* _Requirements_:
Your answer is a single number: how many lines hold the word "source"?

[Dataset items]
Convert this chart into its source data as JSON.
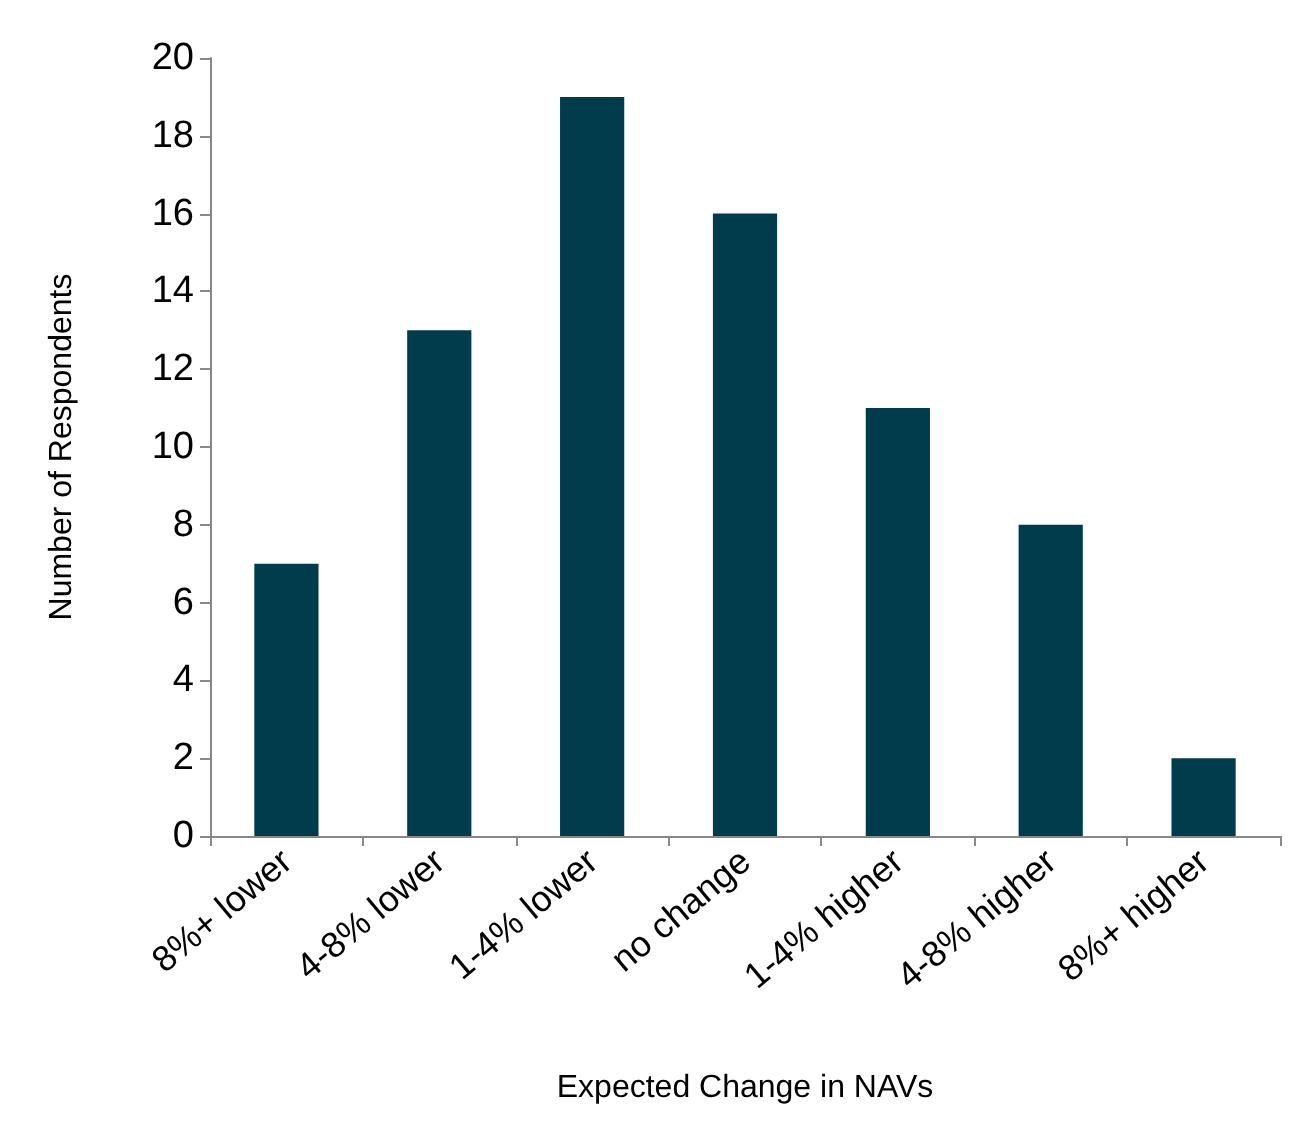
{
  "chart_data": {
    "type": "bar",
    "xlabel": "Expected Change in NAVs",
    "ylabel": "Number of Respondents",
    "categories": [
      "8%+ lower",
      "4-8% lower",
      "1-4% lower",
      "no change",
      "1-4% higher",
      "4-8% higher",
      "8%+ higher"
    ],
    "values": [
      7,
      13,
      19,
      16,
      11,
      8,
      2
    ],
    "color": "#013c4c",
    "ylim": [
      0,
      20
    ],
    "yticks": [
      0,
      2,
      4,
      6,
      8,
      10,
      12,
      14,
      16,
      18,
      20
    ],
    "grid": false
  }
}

* * *

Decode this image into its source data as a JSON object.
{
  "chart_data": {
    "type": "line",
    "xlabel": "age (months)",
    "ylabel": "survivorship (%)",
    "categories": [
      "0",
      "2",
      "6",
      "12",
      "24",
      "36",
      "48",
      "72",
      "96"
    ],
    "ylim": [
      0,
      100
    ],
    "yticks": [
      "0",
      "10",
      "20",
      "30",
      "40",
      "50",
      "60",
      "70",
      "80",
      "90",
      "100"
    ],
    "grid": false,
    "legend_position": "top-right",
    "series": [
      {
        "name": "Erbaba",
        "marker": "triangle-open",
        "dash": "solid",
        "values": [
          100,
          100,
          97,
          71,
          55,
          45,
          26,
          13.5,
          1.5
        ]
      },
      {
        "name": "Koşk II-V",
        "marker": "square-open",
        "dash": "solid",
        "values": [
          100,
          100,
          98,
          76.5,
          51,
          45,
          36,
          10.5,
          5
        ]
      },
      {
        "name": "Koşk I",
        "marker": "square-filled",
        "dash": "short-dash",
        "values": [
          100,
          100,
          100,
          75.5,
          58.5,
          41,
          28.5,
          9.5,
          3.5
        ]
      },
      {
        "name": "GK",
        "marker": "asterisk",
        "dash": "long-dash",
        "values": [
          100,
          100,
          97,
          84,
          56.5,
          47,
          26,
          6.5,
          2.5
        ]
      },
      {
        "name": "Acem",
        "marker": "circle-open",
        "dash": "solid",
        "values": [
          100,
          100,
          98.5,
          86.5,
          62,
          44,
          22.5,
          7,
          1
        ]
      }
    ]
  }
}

* _Solution below_:
2